(Extracts from a graphics dataset)
•••••
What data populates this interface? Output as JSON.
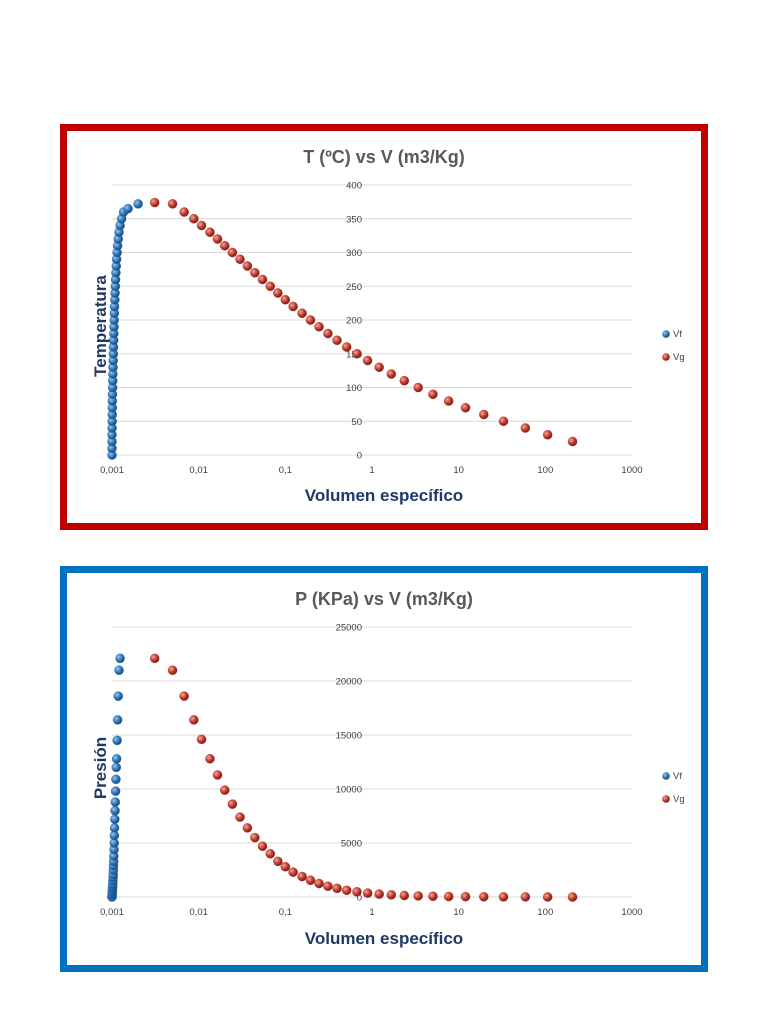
{
  "chart_data": [
    {
      "type": "scatter",
      "title": "T (ºC) vs V (m3/Kg)",
      "xlabel": "Volumen específico",
      "ylabel": "Temperatura",
      "x_scale": "log",
      "xlim": [
        0.001,
        1000
      ],
      "ylim": [
        0,
        400
      ],
      "x_tick_labels": [
        "0,001",
        "0,01",
        "0,1",
        "1",
        "10",
        "100",
        "1000"
      ],
      "y_ticks": [
        0,
        50,
        100,
        150,
        200,
        250,
        300,
        350,
        400
      ],
      "legend_position": "right",
      "series": [
        {
          "name": "Vf",
          "color": "#2e75b6",
          "points": [
            [
              0.001,
              0
            ],
            [
              0.001,
              10
            ],
            [
              0.001,
              20
            ],
            [
              0.001,
              30
            ],
            [
              0.001002,
              40
            ],
            [
              0.001004,
              50
            ],
            [
              0.001006,
              60
            ],
            [
              0.001008,
              70
            ],
            [
              0.00101,
              80
            ],
            [
              0.001013,
              90
            ],
            [
              0.001017,
              100
            ],
            [
              0.00102,
              110
            ],
            [
              0.001024,
              120
            ],
            [
              0.001028,
              130
            ],
            [
              0.001032,
              140
            ],
            [
              0.001036,
              150
            ],
            [
              0.00104,
              160
            ],
            [
              0.001045,
              170
            ],
            [
              0.00105,
              180
            ],
            [
              0.001055,
              190
            ],
            [
              0.00106,
              200
            ],
            [
              0.001065,
              210
            ],
            [
              0.00107,
              220
            ],
            [
              0.001078,
              230
            ],
            [
              0.001085,
              240
            ],
            [
              0.001092,
              250
            ],
            [
              0.0011,
              260
            ],
            [
              0.00111,
              270
            ],
            [
              0.00112,
              280
            ],
            [
              0.00113,
              290
            ],
            [
              0.001145,
              300
            ],
            [
              0.00116,
              310
            ],
            [
              0.00118,
              320
            ],
            [
              0.001205,
              330
            ],
            [
              0.00124,
              340
            ],
            [
              0.00129,
              350
            ],
            [
              0.00136,
              360
            ],
            [
              0.00153,
              365
            ],
            [
              0.002,
              372
            ]
          ]
        },
        {
          "name": "Vg",
          "color": "#c0392b",
          "points": [
            [
              0.00311,
              374
            ],
            [
              0.005,
              372
            ],
            [
              0.0068,
              360
            ],
            [
              0.0088,
              350
            ],
            [
              0.0108,
              340
            ],
            [
              0.0135,
              330
            ],
            [
              0.0165,
              320
            ],
            [
              0.02,
              310
            ],
            [
              0.0245,
              300
            ],
            [
              0.03,
              290
            ],
            [
              0.0365,
              280
            ],
            [
              0.0445,
              270
            ],
            [
              0.0545,
              260
            ],
            [
              0.067,
              250
            ],
            [
              0.082,
              240
            ],
            [
              0.1,
              230
            ],
            [
              0.123,
              220
            ],
            [
              0.156,
              210
            ],
            [
              0.195,
              200
            ],
            [
              0.245,
              190
            ],
            [
              0.31,
              180
            ],
            [
              0.395,
              170
            ],
            [
              0.51,
              160
            ],
            [
              0.67,
              150
            ],
            [
              0.89,
              140
            ],
            [
              1.21,
              130
            ],
            [
              1.67,
              120
            ],
            [
              2.36,
              110
            ],
            [
              3.41,
              100
            ],
            [
              5.05,
              90
            ],
            [
              7.67,
              80
            ],
            [
              12.0,
              70
            ],
            [
              19.5,
              60
            ],
            [
              32.9,
              50
            ],
            [
              58.8,
              40
            ],
            [
              106.4,
              30
            ],
            [
              206.1,
              20
            ]
          ]
        }
      ]
    },
    {
      "type": "scatter",
      "title": "P (KPa) vs V (m3/Kg)",
      "xlabel": "Volumen específico",
      "ylabel": "Presión",
      "x_scale": "log",
      "xlim": [
        0.001,
        1000
      ],
      "ylim": [
        0,
        25000
      ],
      "x_tick_labels": [
        "0,001",
        "0,01",
        "0,1",
        "1",
        "10",
        "100",
        "1000"
      ],
      "y_ticks": [
        0,
        5000,
        10000,
        15000,
        20000,
        25000
      ],
      "legend_position": "right",
      "series": [
        {
          "name": "Vf",
          "color": "#2e75b6",
          "points": [
            [
              0.001,
              0
            ],
            [
              0.001,
              10
            ],
            [
              0.001,
              30
            ],
            [
              0.001,
              70
            ],
            [
              0.001002,
              120
            ],
            [
              0.001004,
              200
            ],
            [
              0.001006,
              300
            ],
            [
              0.001008,
              450
            ],
            [
              0.00101,
              600
            ],
            [
              0.001013,
              800
            ],
            [
              0.001017,
              1000
            ],
            [
              0.00102,
              1200
            ],
            [
              0.001024,
              1500
            ],
            [
              0.001028,
              1800
            ],
            [
              0.001032,
              2100
            ],
            [
              0.001036,
              2500
            ],
            [
              0.00104,
              2900
            ],
            [
              0.001045,
              3300
            ],
            [
              0.00105,
              3800
            ],
            [
              0.001055,
              4400
            ],
            [
              0.00106,
              5000
            ],
            [
              0.001065,
              5700
            ],
            [
              0.00107,
              6400
            ],
            [
              0.001078,
              7200
            ],
            [
              0.001085,
              8000
            ],
            [
              0.001092,
              8800
            ],
            [
              0.0011,
              9800
            ],
            [
              0.00111,
              10900
            ],
            [
              0.00112,
              12000
            ],
            [
              0.00113,
              12800
            ],
            [
              0.001145,
              14500
            ],
            [
              0.00116,
              16400
            ],
            [
              0.00118,
              18600
            ],
            [
              0.001205,
              21000
            ],
            [
              0.00124,
              22100
            ]
          ]
        },
        {
          "name": "Vg",
          "color": "#c0392b",
          "points": [
            [
              0.00311,
              22100
            ],
            [
              0.005,
              21000
            ],
            [
              0.0068,
              18600
            ],
            [
              0.0088,
              16400
            ],
            [
              0.0108,
              14600
            ],
            [
              0.0135,
              12800
            ],
            [
              0.0165,
              11300
            ],
            [
              0.02,
              9900
            ],
            [
              0.0245,
              8600
            ],
            [
              0.03,
              7400
            ],
            [
              0.0365,
              6400
            ],
            [
              0.0445,
              5500
            ],
            [
              0.0545,
              4700
            ],
            [
              0.067,
              4000
            ],
            [
              0.082,
              3300
            ],
            [
              0.1,
              2800
            ],
            [
              0.123,
              2300
            ],
            [
              0.156,
              1900
            ],
            [
              0.195,
              1550
            ],
            [
              0.245,
              1250
            ],
            [
              0.31,
              1000
            ],
            [
              0.395,
              800
            ],
            [
              0.51,
              620
            ],
            [
              0.67,
              480
            ],
            [
              0.89,
              360
            ],
            [
              1.21,
              270
            ],
            [
              1.67,
              200
            ],
            [
              2.36,
              140
            ],
            [
              3.41,
              100
            ],
            [
              5.05,
              70
            ],
            [
              7.67,
              47
            ],
            [
              12.0,
              31
            ],
            [
              19.5,
              20
            ],
            [
              32.9,
              12
            ],
            [
              58.8,
              7
            ],
            [
              106.4,
              4
            ],
            [
              206.1,
              2
            ]
          ]
        }
      ]
    }
  ]
}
•••••
What is expected
Copy the data exactly. Any picture it contains is to be omitted.

Written response
What data populates this interface? Output as JSON.
{
  "chart_data": [
    {
      "type": "scatter",
      "title": "T (ºC) vs V (m3/Kg)",
      "xlabel": "Volumen específico",
      "ylabel": "Temperatura",
      "x_scale": "log",
      "xlim": [
        0.001,
        1000
      ],
      "ylim": [
        0,
        400
      ],
      "x_tick_labels": [
        "0,001",
        "0,01",
        "0,1",
        "1",
        "10",
        "100",
        "1000"
      ],
      "y_ticks": [
        0,
        50,
        100,
        150,
        200,
        250,
        300,
        350,
        400
      ],
      "legend_position": "right",
      "series": [
        {
          "name": "Vf",
          "color": "#2e75b6",
          "points": [
            [
              0.001,
              0
            ],
            [
              0.001,
              10
            ],
            [
              0.001,
              20
            ],
            [
              0.001,
              30
            ],
            [
              0.001002,
              40
            ],
            [
              0.001004,
              50
            ],
            [
              0.001006,
              60
            ],
            [
              0.001008,
              70
            ],
            [
              0.00101,
              80
            ],
            [
              0.001013,
              90
            ],
            [
              0.001017,
              100
            ],
            [
              0.00102,
              110
            ],
            [
              0.001024,
              120
            ],
            [
              0.001028,
              130
            ],
            [
              0.001032,
              140
            ],
            [
              0.001036,
              150
            ],
            [
              0.00104,
              160
            ],
            [
              0.001045,
              170
            ],
            [
              0.00105,
              180
            ],
            [
              0.001055,
              190
            ],
            [
              0.00106,
              200
            ],
            [
              0.001065,
              210
            ],
            [
              0.00107,
              220
            ],
            [
              0.001078,
              230
            ],
            [
              0.001085,
              240
            ],
            [
              0.001092,
              250
            ],
            [
              0.0011,
              260
            ],
            [
              0.00111,
              270
            ],
            [
              0.00112,
              280
            ],
            [
              0.00113,
              290
            ],
            [
              0.001145,
              300
            ],
            [
              0.00116,
              310
            ],
            [
              0.00118,
              320
            ],
            [
              0.001205,
              330
            ],
            [
              0.00124,
              340
            ],
            [
              0.00129,
              350
            ],
            [
              0.00136,
              360
            ],
            [
              0.00153,
              365
            ],
            [
              0.002,
              372
            ]
          ]
        },
        {
          "name": "Vg",
          "color": "#c0392b",
          "points": [
            [
              0.00311,
              374
            ],
            [
              0.005,
              372
            ],
            [
              0.0068,
              360
            ],
            [
              0.0088,
              350
            ],
            [
              0.0108,
              340
            ],
            [
              0.0135,
              330
            ],
            [
              0.0165,
              320
            ],
            [
              0.02,
              310
            ],
            [
              0.0245,
              300
            ],
            [
              0.03,
              290
            ],
            [
              0.0365,
              280
            ],
            [
              0.0445,
              270
            ],
            [
              0.0545,
              260
            ],
            [
              0.067,
              250
            ],
            [
              0.082,
              240
            ],
            [
              0.1,
              230
            ],
            [
              0.123,
              220
            ],
            [
              0.156,
              210
            ],
            [
              0.195,
              200
            ],
            [
              0.245,
              190
            ],
            [
              0.31,
              180
            ],
            [
              0.395,
              170
            ],
            [
              0.51,
              160
            ],
            [
              0.67,
              150
            ],
            [
              0.89,
              140
            ],
            [
              1.21,
              130
            ],
            [
              1.67,
              120
            ],
            [
              2.36,
              110
            ],
            [
              3.41,
              100
            ],
            [
              5.05,
              90
            ],
            [
              7.67,
              80
            ],
            [
              12.0,
              70
            ],
            [
              19.5,
              60
            ],
            [
              32.9,
              50
            ],
            [
              58.8,
              40
            ],
            [
              106.4,
              30
            ],
            [
              206.1,
              20
            ]
          ]
        }
      ]
    },
    {
      "type": "scatter",
      "title": "P (KPa) vs V (m3/Kg)",
      "xlabel": "Volumen específico",
      "ylabel": "Presión",
      "x_scale": "log",
      "xlim": [
        0.001,
        1000
      ],
      "ylim": [
        0,
        25000
      ],
      "x_tick_labels": [
        "0,001",
        "0,01",
        "0,1",
        "1",
        "10",
        "100",
        "1000"
      ],
      "y_ticks": [
        0,
        5000,
        10000,
        15000,
        20000,
        25000
      ],
      "legend_position": "right",
      "series": [
        {
          "name": "Vf",
          "color": "#2e75b6",
          "points": [
            [
              0.001,
              0
            ],
            [
              0.001,
              10
            ],
            [
              0.001,
              30
            ],
            [
              0.001,
              70
            ],
            [
              0.001002,
              120
            ],
            [
              0.001004,
              200
            ],
            [
              0.001006,
              300
            ],
            [
              0.001008,
              450
            ],
            [
              0.00101,
              600
            ],
            [
              0.001013,
              800
            ],
            [
              0.001017,
              1000
            ],
            [
              0.00102,
              1200
            ],
            [
              0.001024,
              1500
            ],
            [
              0.001028,
              1800
            ],
            [
              0.001032,
              2100
            ],
            [
              0.001036,
              2500
            ],
            [
              0.00104,
              2900
            ],
            [
              0.001045,
              3300
            ],
            [
              0.00105,
              3800
            ],
            [
              0.001055,
              4400
            ],
            [
              0.00106,
              5000
            ],
            [
              0.001065,
              5700
            ],
            [
              0.00107,
              6400
            ],
            [
              0.001078,
              7200
            ],
            [
              0.001085,
              8000
            ],
            [
              0.001092,
              8800
            ],
            [
              0.0011,
              9800
            ],
            [
              0.00111,
              10900
            ],
            [
              0.00112,
              12000
            ],
            [
              0.00113,
              12800
            ],
            [
              0.001145,
              14500
            ],
            [
              0.00116,
              16400
            ],
            [
              0.00118,
              18600
            ],
            [
              0.001205,
              21000
            ],
            [
              0.00124,
              22100
            ]
          ]
        },
        {
          "name": "Vg",
          "color": "#c0392b",
          "points": [
            [
              0.00311,
              22100
            ],
            [
              0.005,
              21000
            ],
            [
              0.0068,
              18600
            ],
            [
              0.0088,
              16400
            ],
            [
              0.0108,
              14600
            ],
            [
              0.0135,
              12800
            ],
            [
              0.0165,
              11300
            ],
            [
              0.02,
              9900
            ],
            [
              0.0245,
              8600
            ],
            [
              0.03,
              7400
            ],
            [
              0.0365,
              6400
            ],
            [
              0.0445,
              5500
            ],
            [
              0.0545,
              4700
            ],
            [
              0.067,
              4000
            ],
            [
              0.082,
              3300
            ],
            [
              0.1,
              2800
            ],
            [
              0.123,
              2300
            ],
            [
              0.156,
              1900
            ],
            [
              0.195,
              1550
            ],
            [
              0.245,
              1250
            ],
            [
              0.31,
              1000
            ],
            [
              0.395,
              800
            ],
            [
              0.51,
              620
            ],
            [
              0.67,
              480
            ],
            [
              0.89,
              360
            ],
            [
              1.21,
              270
            ],
            [
              1.67,
              200
            ],
            [
              2.36,
              140
            ],
            [
              3.41,
              100
            ],
            [
              5.05,
              70
            ],
            [
              7.67,
              47
            ],
            [
              12.0,
              31
            ],
            [
              19.5,
              20
            ],
            [
              32.9,
              12
            ],
            [
              58.8,
              7
            ],
            [
              106.4,
              4
            ],
            [
              206.1,
              2
            ]
          ]
        }
      ]
    }
  ]
}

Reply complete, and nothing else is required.